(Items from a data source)
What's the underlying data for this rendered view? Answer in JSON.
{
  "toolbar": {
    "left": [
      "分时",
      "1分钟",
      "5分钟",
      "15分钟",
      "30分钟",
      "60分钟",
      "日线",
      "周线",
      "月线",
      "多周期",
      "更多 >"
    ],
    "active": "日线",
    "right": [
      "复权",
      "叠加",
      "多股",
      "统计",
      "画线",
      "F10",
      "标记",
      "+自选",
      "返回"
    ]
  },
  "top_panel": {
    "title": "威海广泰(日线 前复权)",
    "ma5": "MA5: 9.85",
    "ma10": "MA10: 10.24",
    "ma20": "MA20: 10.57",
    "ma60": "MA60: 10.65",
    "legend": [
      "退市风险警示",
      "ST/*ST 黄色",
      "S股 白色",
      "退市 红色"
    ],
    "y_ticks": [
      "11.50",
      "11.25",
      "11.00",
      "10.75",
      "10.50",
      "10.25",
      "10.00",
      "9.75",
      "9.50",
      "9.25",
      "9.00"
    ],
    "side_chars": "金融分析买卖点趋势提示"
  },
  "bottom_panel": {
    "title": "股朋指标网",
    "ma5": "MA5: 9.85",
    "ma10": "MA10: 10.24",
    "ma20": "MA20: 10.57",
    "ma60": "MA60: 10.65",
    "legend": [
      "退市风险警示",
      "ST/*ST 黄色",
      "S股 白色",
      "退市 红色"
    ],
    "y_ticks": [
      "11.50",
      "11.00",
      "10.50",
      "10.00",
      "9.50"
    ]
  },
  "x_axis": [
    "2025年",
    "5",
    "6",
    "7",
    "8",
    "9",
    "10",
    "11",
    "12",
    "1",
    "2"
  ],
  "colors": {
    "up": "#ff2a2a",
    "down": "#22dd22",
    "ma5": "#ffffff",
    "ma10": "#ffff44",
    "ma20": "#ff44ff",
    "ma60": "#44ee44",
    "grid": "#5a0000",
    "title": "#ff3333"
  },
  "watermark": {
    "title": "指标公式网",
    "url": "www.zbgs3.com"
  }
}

Exercise prompt :: Would you restate each of the entries word for word?

Output for this task ::
What's the underlying data for this rendered view? Answer in JSON.
{
  "toolbar": {
    "left": [
      "分时",
      "1分钟",
      "5分钟",
      "15分钟",
      "30分钟",
      "60分钟",
      "日线",
      "周线",
      "月线",
      "多周期",
      "更多 >"
    ],
    "active": "日线",
    "right": [
      "复权",
      "叠加",
      "多股",
      "统计",
      "画线",
      "F10",
      "标记",
      "+自选",
      "返回"
    ]
  },
  "top_panel": {
    "title": "威海广泰(日线 前复权)",
    "ma5": "MA5: 9.85",
    "ma10": "MA10: 10.24",
    "ma20": "MA20: 10.57",
    "ma60": "MA60: 10.65",
    "legend": [
      "退市风险警示",
      "ST/*ST 黄色",
      "S股 白色",
      "退市 红色"
    ],
    "y_ticks": [
      "11.50",
      "11.25",
      "11.00",
      "10.75",
      "10.50",
      "10.25",
      "10.00",
      "9.75",
      "9.50",
      "9.25",
      "9.00"
    ],
    "side_chars": "金融分析买卖点趋势提示"
  },
  "bottom_panel": {
    "title": "股朋指标网",
    "ma5": "MA5: 9.85",
    "ma10": "MA10: 10.24",
    "ma20": "MA20: 10.57",
    "ma60": "MA60: 10.65",
    "legend": [
      "退市风险警示",
      "ST/*ST 黄色",
      "S股 白色",
      "退市 红色"
    ],
    "y_ticks": [
      "11.50",
      "11.00",
      "10.50",
      "10.00",
      "9.50"
    ]
  },
  "x_axis": [
    "2025年",
    "5",
    "6",
    "7",
    "8",
    "9",
    "10",
    "11",
    "12",
    "1",
    "2"
  ],
  "colors": {
    "up": "#ff2a2a",
    "down": "#22dd22",
    "ma5": "#ffffff",
    "ma10": "#ffff44",
    "ma20": "#ff44ff",
    "ma60": "#44ee44",
    "grid": "#5a0000",
    "title": "#ff3333"
  },
  "watermark": {
    "title": "指标公式网",
    "url": "www.zbgs3.com"
  }
}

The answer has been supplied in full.